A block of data
===

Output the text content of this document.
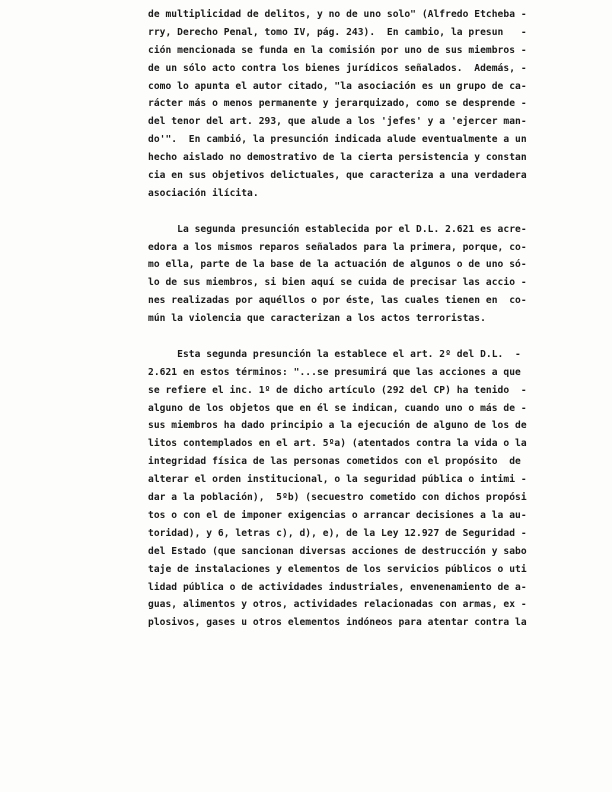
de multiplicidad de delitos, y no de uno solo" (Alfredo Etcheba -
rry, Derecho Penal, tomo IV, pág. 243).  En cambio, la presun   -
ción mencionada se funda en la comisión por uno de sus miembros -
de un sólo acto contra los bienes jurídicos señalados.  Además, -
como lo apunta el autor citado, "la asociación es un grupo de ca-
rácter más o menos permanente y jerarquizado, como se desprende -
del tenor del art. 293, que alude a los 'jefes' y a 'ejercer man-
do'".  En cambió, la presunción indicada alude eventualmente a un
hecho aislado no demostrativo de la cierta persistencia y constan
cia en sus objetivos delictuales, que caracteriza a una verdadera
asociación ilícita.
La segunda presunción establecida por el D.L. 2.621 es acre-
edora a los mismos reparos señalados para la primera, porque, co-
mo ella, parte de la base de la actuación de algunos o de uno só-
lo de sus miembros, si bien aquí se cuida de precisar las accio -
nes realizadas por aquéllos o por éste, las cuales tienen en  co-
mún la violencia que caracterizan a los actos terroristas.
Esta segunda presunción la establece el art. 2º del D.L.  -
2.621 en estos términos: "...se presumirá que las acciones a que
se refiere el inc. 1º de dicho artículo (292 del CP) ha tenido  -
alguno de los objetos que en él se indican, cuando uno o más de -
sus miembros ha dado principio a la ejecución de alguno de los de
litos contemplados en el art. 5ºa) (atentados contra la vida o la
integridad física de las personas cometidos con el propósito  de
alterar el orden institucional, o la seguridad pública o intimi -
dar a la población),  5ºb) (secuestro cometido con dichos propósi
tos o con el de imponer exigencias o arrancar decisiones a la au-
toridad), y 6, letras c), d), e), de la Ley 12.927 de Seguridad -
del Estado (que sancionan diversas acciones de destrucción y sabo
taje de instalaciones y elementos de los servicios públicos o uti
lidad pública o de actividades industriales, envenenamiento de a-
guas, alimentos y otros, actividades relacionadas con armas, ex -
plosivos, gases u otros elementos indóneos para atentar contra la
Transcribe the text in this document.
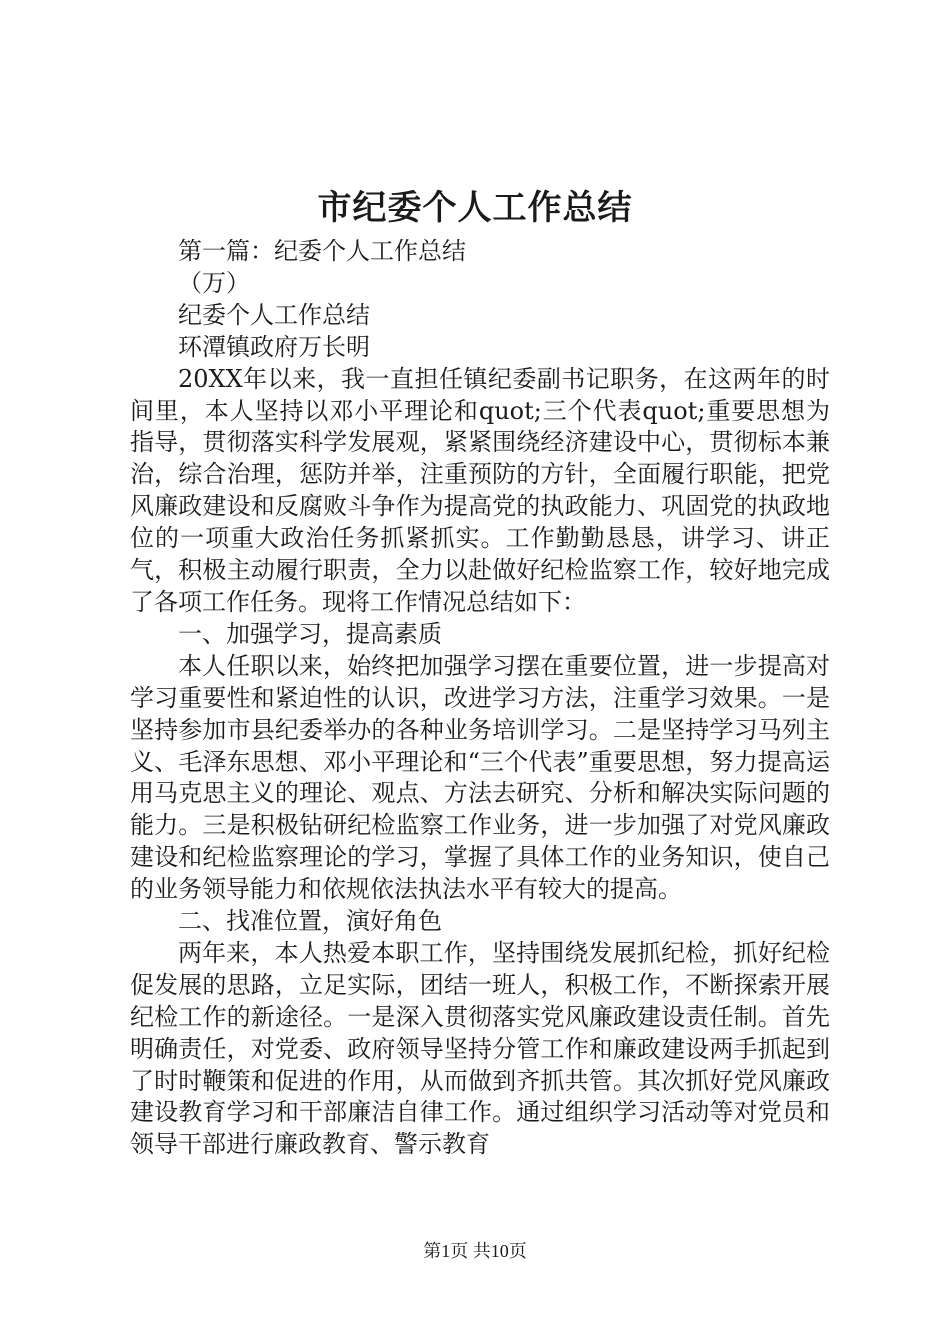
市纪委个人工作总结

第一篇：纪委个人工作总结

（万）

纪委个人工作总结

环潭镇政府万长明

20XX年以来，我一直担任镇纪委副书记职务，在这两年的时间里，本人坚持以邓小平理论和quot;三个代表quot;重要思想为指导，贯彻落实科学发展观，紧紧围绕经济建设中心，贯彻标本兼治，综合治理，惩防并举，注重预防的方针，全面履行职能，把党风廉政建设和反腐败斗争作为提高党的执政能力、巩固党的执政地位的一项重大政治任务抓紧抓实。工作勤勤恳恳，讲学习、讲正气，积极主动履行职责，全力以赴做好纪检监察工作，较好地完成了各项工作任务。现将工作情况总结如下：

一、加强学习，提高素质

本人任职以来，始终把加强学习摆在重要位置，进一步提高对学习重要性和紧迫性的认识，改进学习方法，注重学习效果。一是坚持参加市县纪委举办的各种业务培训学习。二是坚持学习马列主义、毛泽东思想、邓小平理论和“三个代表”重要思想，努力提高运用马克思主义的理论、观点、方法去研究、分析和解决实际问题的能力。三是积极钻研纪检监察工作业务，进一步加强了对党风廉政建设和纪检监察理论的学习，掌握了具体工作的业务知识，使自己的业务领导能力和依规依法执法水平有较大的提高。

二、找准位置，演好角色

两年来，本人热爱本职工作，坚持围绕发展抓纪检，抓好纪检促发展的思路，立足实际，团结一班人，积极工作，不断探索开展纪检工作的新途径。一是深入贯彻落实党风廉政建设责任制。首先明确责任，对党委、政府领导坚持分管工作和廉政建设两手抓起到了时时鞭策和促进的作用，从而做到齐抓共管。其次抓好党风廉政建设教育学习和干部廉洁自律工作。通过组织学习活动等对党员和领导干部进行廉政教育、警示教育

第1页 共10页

===

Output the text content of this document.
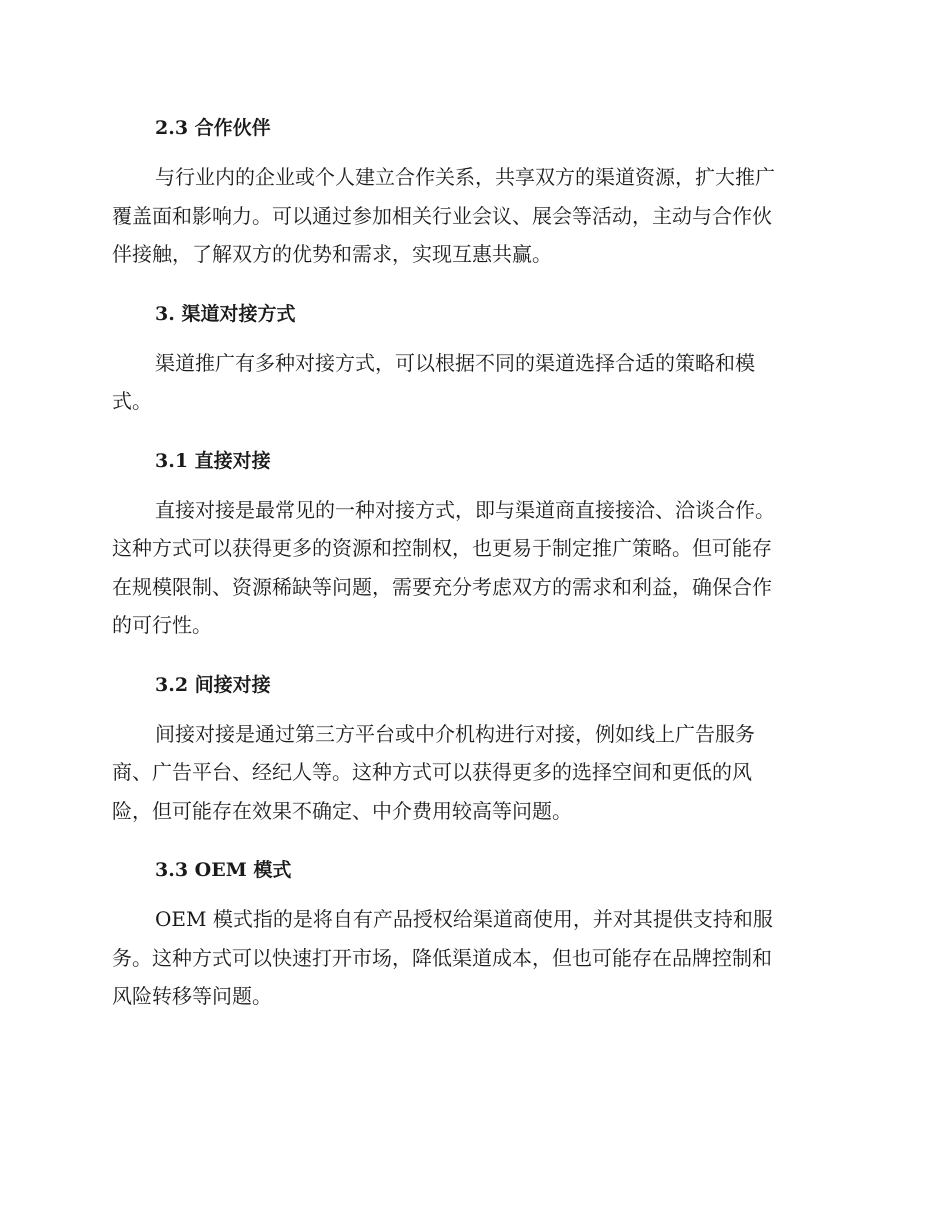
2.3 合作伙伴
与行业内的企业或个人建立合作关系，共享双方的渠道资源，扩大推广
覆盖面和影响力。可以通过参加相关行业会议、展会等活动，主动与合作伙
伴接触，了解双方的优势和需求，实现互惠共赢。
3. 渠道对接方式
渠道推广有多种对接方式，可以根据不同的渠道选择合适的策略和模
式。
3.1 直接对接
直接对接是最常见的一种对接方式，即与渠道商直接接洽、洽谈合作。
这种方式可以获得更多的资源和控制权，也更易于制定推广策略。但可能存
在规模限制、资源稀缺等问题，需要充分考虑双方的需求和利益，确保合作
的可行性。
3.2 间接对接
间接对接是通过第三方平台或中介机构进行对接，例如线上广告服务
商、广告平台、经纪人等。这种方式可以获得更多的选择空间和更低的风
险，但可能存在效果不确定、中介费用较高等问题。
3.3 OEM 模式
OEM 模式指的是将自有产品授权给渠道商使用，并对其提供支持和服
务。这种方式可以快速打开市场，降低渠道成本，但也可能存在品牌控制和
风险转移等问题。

===

What you are asked to do
Among the lines of the data, identify those with the word "acciones". Copy each of them.

Correct output
2.621 en estos términos: "...se presumirá que las acciones a que
del Estado (que sancionan diversas acciones de destrucción y sabo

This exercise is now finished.